Data to use:
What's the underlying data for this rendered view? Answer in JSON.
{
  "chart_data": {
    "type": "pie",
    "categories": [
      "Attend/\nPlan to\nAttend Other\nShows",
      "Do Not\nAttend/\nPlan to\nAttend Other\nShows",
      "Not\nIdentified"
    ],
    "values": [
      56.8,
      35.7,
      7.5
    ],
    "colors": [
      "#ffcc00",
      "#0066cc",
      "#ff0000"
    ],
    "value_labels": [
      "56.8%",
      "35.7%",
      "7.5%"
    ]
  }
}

What is being asked: Write every entry out again exactly.

Answer below:
What's the underlying data for this rendered view? Answer in JSON.
{
  "chart_data": {
    "type": "pie",
    "categories": [
      "Attend/\nPlan to\nAttend Other\nShows",
      "Do Not\nAttend/\nPlan to\nAttend Other\nShows",
      "Not\nIdentified"
    ],
    "values": [
      56.8,
      35.7,
      7.5
    ],
    "colors": [
      "#ffcc00",
      "#0066cc",
      "#ff0000"
    ],
    "value_labels": [
      "56.8%",
      "35.7%",
      "7.5%"
    ]
  }
}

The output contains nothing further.